## Exercise
Write each record again exactly as it stands.

## Input records

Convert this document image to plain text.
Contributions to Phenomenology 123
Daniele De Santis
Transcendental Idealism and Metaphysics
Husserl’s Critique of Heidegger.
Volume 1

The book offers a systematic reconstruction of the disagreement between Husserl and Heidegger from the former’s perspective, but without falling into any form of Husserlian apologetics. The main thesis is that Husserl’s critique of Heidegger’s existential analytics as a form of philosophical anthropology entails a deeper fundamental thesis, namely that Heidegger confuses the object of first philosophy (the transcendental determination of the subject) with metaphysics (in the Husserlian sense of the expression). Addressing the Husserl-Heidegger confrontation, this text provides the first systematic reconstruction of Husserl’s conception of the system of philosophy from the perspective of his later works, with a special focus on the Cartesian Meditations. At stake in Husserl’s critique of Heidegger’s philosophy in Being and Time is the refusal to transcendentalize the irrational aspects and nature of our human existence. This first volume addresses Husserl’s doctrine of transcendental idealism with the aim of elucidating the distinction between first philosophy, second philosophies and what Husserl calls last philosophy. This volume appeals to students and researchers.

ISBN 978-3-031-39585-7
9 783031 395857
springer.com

## Solution for this exercise
Convert this document image to plain text.
Contributions to Phenomenology 123
Daniele De Santis
Transcendental Idealism and Metaphysics
Husserl’s Critique of Heidegger.
Volume 1

The book offers a systematic reconstruction of the disagreement between Husserl and Heidegger from the former’s perspective, but without falling into any form of Husserlian apologetics. The main thesis is that Husserl’s critique of Heidegger’s existential analytics as a form of philosophical anthropology entails a deeper fundamental thesis, namely that Heidegger confuses the object of first philosophy (the transcendental determination of the subject) with metaphysics (in the Husserlian sense of the expression). Addressing the Husserl-Heidegger confrontation, this text provides the first systematic reconstruction of Husserl’s conception of the system of philosophy from the perspective of his later works, with a special focus on the Cartesian Meditations. At stake in Husserl’s critique of Heidegger’s philosophy in Being and Time is the refusal to transcendentalize the irrational aspects and nature of our human existence. This first volume addresses Husserl’s doctrine of transcendental idealism with the aim of elucidating the distinction between first philosophy, second philosophies and what Husserl calls last philosophy. This volume appeals to students and researchers.

ISBN 978-3-031-39585-7
9 783031 395857
springer.com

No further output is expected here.